* Start Stored data *
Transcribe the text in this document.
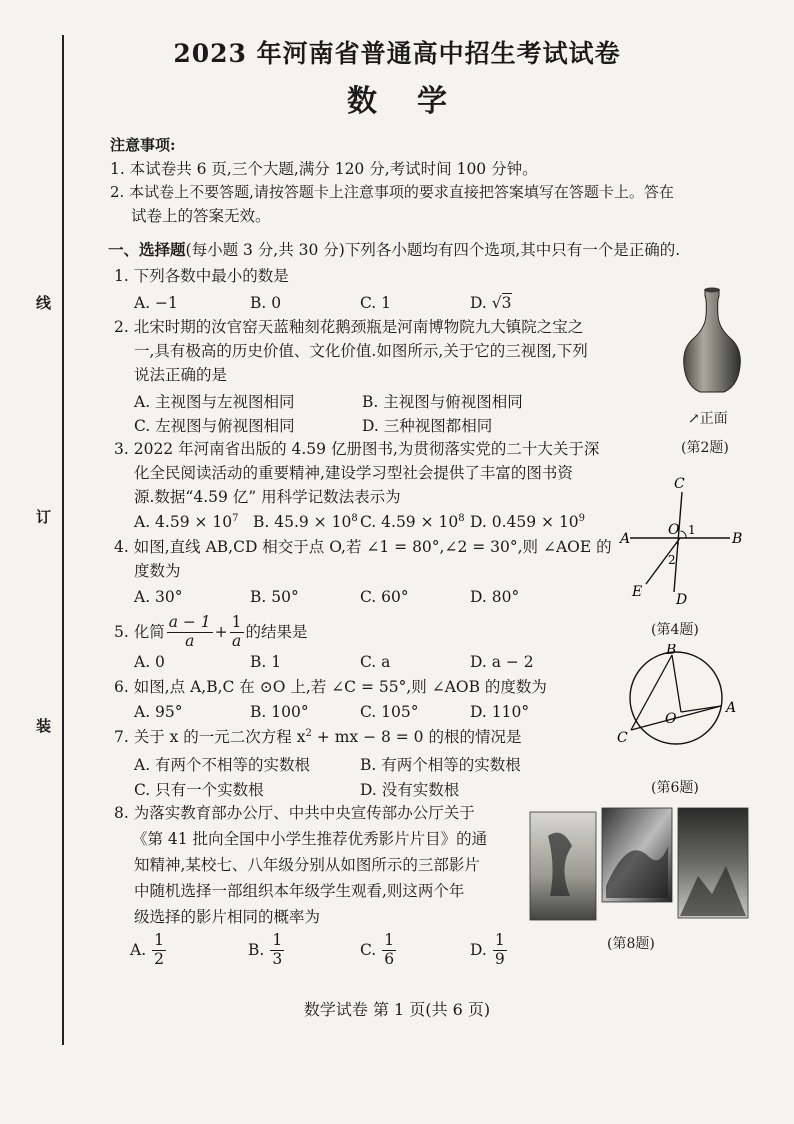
线
订
装
2023 年河南省普通高中招生考试试卷
数学
注意事项:
1. 本试卷共 6 页,三个大题,满分 120 分,考试时间 100 分钟。
2. 本试卷上不要答题,请按答题卡上注意事项的要求直接把答案填写在答题卡上。答在
试卷上的答案无效。
一、选择题(每小题 3 分,共 30 分)下列各小题均有四个选项,其中只有一个是正确的.
1. 下列各数中最小的数是
A. −1	B. 0	C. 1	D. √3
2. 北宋时期的汝官窑天蓝釉刻花鹅颈瓶是河南博物院九大镇院之宝之
一,具有极高的历史价值、文化价值.如图所示,关于它的三视图,下列
说法正确的是
A. 主视图与左视图相同	B. 主视图与俯视图相同
C. 左视图与俯视图相同	D. 三种视图都相同	↗正面
(第2题)
3. 2022 年河南省出版的 4.59 亿册图书,为贯彻落实党的二十大关于深
化全民阅读活动的重要精神,建设学习型社会提供了丰富的图书资
源.数据“4.59 亿” 用科学记数法表示为
A. $4.59 \times 10^7$ B. $45.9 \times 10^8$ C. $4.59 \times 10^8$ D. $0.459 \times 10^9$
4. 如图,直线 AB,CD 相交于点 O,若 ∠1 = 80°,∠2 = 30°,则 ∠AOE 的
度数为
A. 30°	B. 50°	C. 60°	D. 80°
C
A	B
O 1
2
E D
(第4题)
5. 化简 $\frac{a - 1}{a} + \frac{1}{a}$ 的结果是
A. 0	B. 1	C. a	D. a − 2
6. 如图,点 A,B,C 在 ⊙O 上,若 ∠C = 55°,则 ∠AOB 的度数为
A. 95°	B. 100°	C. 105°	D. 110°
B
A
C
O
(第6题)
7. 关于 x 的一元二次方程 $x^2$ + mx − 8 = 0 的根的情况是
A. 有两个不相等的实数根	B. 有两个相等的实数根
C. 只有一个实数根	D. 没有实数根
8. 为落实教育部办公厅、中共中央宣传部办公厅关于
《第 41 批向全国中小学生推荐优秀影片片目》的通
知精神,某校七、八年级分别从如图所示的三部影片
中随机选择一部组织本年级学生观看,则这两个年
级选择的影片相同的概率为
A. $\frac{1}{2}$	B. $\frac{1}{3}$	C. $\frac{1}{6}$	D. $\frac{1}{9}$	(第8题)
数学试卷 第 1 页(共 6 页)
* End Stored data *
■ **What the task requires**
Print the records word for word and exclude any picture they hold.

■ **Reply**
Transcribe the text in this document.
线
订
装
2023 年河南省普通高中招生考试试卷
数学
注意事项:
1. 本试卷共 6 页,三个大题,满分 120 分,考试时间 100 分钟。
2. 本试卷上不要答题,请按答题卡上注意事项的要求直接把答案填写在答题卡上。答在
试卷上的答案无效。
一、选择题(每小题 3 分,共 30 分)下列各小题均有四个选项,其中只有一个是正确的.
1. 下列各数中最小的数是
A. −1	B. 0	C. 1	D. √3
2. 北宋时期的汝官窑天蓝釉刻花鹅颈瓶是河南博物院九大镇院之宝之
一,具有极高的历史价值、文化价值.如图所示,关于它的三视图,下列
说法正确的是
A. 主视图与左视图相同	B. 主视图与俯视图相同
C. 左视图与俯视图相同	D. 三种视图都相同	↗正面
(第2题)
3. 2022 年河南省出版的 4.59 亿册图书,为贯彻落实党的二十大关于深
化全民阅读活动的重要精神,建设学习型社会提供了丰富的图书资
源.数据“4.59 亿” 用科学记数法表示为
A. $4.59 \times 10^7$ B. $45.9 \times 10^8$ C. $4.59 \times 10^8$ D. $0.459 \times 10^9$
4. 如图,直线 AB,CD 相交于点 O,若 ∠1 = 80°,∠2 = 30°,则 ∠AOE 的
度数为
A. 30°	B. 50°	C. 60°	D. 80°
C
A	B
O 1
2
E D
(第4题)
5. 化简 $\frac{a - 1}{a} + \frac{1}{a}$ 的结果是
A. 0	B. 1	C. a	D. a − 2
6. 如图,点 A,B,C 在 ⊙O 上,若 ∠C = 55°,则 ∠AOB 的度数为
A. 95°	B. 100°	C. 105°	D. 110°
B
A
C
O
(第6题)
7. 关于 x 的一元二次方程 $x^2$ + mx − 8 = 0 的根的情况是
A. 有两个不相等的实数根	B. 有两个相等的实数根
C. 只有一个实数根	D. 没有实数根
8. 为落实教育部办公厅、中共中央宣传部办公厅关于
《第 41 批向全国中小学生推荐优秀影片片目》的通
知精神,某校七、八年级分别从如图所示的三部影片
中随机选择一部组织本年级学生观看,则这两个年
级选择的影片相同的概率为
A. $\frac{1}{2}$	B. $\frac{1}{3}$	C. $\frac{1}{6}$	D. $\frac{1}{9}$	(第8题)
数学试卷 第 1 页(共 6 页)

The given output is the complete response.